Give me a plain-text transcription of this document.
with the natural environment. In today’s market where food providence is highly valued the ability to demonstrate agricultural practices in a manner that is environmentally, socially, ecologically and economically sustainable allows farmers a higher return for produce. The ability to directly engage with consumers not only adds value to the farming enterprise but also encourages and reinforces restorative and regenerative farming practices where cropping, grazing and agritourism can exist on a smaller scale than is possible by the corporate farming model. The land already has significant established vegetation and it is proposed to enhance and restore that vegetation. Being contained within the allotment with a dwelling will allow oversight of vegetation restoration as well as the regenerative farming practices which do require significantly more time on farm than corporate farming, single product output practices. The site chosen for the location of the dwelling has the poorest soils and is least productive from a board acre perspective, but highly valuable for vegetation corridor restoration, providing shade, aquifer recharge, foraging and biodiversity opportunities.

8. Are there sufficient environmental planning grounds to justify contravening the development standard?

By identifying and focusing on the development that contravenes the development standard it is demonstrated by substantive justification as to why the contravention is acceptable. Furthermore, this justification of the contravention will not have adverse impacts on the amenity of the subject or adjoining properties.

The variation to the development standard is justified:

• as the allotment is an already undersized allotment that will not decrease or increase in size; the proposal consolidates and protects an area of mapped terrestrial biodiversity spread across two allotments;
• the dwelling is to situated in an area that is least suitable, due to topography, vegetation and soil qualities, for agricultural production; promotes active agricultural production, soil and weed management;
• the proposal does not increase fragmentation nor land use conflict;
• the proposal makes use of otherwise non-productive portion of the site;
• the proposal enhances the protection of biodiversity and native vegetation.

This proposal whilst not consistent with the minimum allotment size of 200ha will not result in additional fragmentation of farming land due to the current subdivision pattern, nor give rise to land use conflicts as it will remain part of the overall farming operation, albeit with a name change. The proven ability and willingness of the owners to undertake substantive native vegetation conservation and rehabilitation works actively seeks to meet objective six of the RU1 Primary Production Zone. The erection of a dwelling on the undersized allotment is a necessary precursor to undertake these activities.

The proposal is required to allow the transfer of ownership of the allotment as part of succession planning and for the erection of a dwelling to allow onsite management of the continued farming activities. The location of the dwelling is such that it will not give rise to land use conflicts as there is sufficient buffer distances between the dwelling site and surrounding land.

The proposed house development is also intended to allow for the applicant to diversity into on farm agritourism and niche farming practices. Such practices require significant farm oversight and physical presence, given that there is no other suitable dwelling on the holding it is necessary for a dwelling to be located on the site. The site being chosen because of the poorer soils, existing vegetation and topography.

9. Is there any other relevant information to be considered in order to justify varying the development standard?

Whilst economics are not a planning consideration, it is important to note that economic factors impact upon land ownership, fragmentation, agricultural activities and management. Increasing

**TASK PROMPT:**
The lines to collect are those holding the string "sufficient"; copy them all.

**FULL SOLUTION:**
8. Are there sufficient environmental planning grounds to justify contravening the development standard?
The proposal is required to allow the transfer of ownership of the allotment as part of succession planning and for the erection of a dwelling to allow onsite management of the continued farming activities. The location of the dwelling is such that it will not give rise to land use conflicts as there is sufficient buffer distances between the dwelling site and surrounding land.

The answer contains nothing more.